### GIVEN PROBLEM
Your task is to print the material below exactly as presented.

○ ○ ○ ○

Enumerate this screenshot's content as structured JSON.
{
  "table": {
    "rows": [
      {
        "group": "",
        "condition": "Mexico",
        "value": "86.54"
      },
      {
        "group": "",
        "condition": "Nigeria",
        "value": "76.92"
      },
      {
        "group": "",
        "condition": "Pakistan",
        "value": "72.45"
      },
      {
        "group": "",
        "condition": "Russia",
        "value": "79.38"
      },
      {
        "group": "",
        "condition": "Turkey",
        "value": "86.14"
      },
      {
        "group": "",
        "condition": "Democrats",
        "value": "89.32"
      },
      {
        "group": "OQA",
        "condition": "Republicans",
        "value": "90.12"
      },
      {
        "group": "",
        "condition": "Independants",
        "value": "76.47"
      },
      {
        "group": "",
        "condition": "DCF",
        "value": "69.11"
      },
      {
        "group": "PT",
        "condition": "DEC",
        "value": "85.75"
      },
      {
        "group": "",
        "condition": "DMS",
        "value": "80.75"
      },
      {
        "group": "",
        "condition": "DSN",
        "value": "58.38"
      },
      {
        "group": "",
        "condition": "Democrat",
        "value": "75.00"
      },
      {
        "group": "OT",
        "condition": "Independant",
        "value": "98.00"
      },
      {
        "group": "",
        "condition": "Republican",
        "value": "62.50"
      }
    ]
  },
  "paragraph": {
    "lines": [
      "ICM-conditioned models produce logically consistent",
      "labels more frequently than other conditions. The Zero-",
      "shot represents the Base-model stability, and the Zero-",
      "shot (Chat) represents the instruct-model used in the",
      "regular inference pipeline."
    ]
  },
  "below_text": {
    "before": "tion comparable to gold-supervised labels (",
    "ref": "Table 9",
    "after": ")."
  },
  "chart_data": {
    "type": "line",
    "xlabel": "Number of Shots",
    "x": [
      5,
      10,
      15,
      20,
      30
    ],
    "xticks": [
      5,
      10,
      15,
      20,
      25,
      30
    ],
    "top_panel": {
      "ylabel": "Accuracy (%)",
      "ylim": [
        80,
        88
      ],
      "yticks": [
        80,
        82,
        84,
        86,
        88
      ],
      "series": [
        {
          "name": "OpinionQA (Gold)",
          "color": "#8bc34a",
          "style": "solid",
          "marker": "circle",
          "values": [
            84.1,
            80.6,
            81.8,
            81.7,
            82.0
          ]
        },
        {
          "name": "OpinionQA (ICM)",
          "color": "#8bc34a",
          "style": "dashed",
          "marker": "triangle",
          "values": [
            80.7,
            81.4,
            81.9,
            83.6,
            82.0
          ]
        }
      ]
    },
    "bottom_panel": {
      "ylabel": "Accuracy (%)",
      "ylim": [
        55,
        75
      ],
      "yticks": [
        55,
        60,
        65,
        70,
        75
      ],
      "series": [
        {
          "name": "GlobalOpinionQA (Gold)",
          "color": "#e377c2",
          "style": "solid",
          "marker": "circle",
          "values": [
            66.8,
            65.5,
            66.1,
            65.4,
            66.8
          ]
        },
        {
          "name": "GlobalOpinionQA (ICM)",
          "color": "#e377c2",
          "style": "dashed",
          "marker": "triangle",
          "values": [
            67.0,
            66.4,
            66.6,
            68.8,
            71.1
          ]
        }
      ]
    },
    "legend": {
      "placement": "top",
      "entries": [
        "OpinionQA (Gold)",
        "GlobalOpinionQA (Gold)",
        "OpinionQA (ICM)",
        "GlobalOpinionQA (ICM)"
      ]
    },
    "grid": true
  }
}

○ ○ ○ ○

### FINISHED EXERCISE
Enumerate this screenshot's content as structured JSON.
{
  "table": {
    "rows": [
      {
        "group": "",
        "condition": "Mexico",
        "value": "86.54"
      },
      {
        "group": "",
        "condition": "Nigeria",
        "value": "76.92"
      },
      {
        "group": "",
        "condition": "Pakistan",
        "value": "72.45"
      },
      {
        "group": "",
        "condition": "Russia",
        "value": "79.38"
      },
      {
        "group": "",
        "condition": "Turkey",
        "value": "86.14"
      },
      {
        "group": "",
        "condition": "Democrats",
        "value": "89.32"
      },
      {
        "group": "OQA",
        "condition": "Republicans",
        "value": "90.12"
      },
      {
        "group": "",
        "condition": "Independants",
        "value": "76.47"
      },
      {
        "group": "",
        "condition": "DCF",
        "value": "69.11"
      },
      {
        "group": "PT",
        "condition": "DEC",
        "value": "85.75"
      },
      {
        "group": "",
        "condition": "DMS",
        "value": "80.75"
      },
      {
        "group": "",
        "condition": "DSN",
        "value": "58.38"
      },
      {
        "group": "",
        "condition": "Democrat",
        "value": "75.00"
      },
      {
        "group": "OT",
        "condition": "Independant",
        "value": "98.00"
      },
      {
        "group": "",
        "condition": "Republican",
        "value": "62.50"
      }
    ]
  },
  "paragraph": {
    "lines": [
      "ICM-conditioned models produce logically consistent",
      "labels more frequently than other conditions. The Zero-",
      "shot represents the Base-model stability, and the Zero-",
      "shot (Chat) represents the instruct-model used in the",
      "regular inference pipeline."
    ]
  },
  "below_text": {
    "before": "tion comparable to gold-supervised labels (",
    "ref": "Table 9",
    "after": ")."
  },
  "chart_data": {
    "type": "line",
    "xlabel": "Number of Shots",
    "x": [
      5,
      10,
      15,
      20,
      30
    ],
    "xticks": [
      5,
      10,
      15,
      20,
      25,
      30
    ],
    "top_panel": {
      "ylabel": "Accuracy (%)",
      "ylim": [
        80,
        88
      ],
      "yticks": [
        80,
        82,
        84,
        86,
        88
      ],
      "series": [
        {
          "name": "OpinionQA (Gold)",
          "color": "#8bc34a",
          "style": "solid",
          "marker": "circle",
          "values": [
            84.1,
            80.6,
            81.8,
            81.7,
            82.0
          ]
        },
        {
          "name": "OpinionQA (ICM)",
          "color": "#8bc34a",
          "style": "dashed",
          "marker": "triangle",
          "values": [
            80.7,
            81.4,
            81.9,
            83.6,
            82.0
          ]
        }
      ]
    },
    "bottom_panel": {
      "ylabel": "Accuracy (%)",
      "ylim": [
        55,
        75
      ],
      "yticks": [
        55,
        60,
        65,
        70,
        75
      ],
      "series": [
        {
          "name": "GlobalOpinionQA (Gold)",
          "color": "#e377c2",
          "style": "solid",
          "marker": "circle",
          "values": [
            66.8,
            65.5,
            66.1,
            65.4,
            66.8
          ]
        },
        {
          "name": "GlobalOpinionQA (ICM)",
          "color": "#e377c2",
          "style": "dashed",
          "marker": "triangle",
          "values": [
            67.0,
            66.4,
            66.6,
            68.8,
            71.1
          ]
        }
      ]
    },
    "legend": {
      "placement": "top",
      "entries": [
        "OpinionQA (Gold)",
        "GlobalOpinionQA (Gold)",
        "OpinionQA (ICM)",
        "GlobalOpinionQA (ICM)"
      ]
    },
    "grid": true
  }
}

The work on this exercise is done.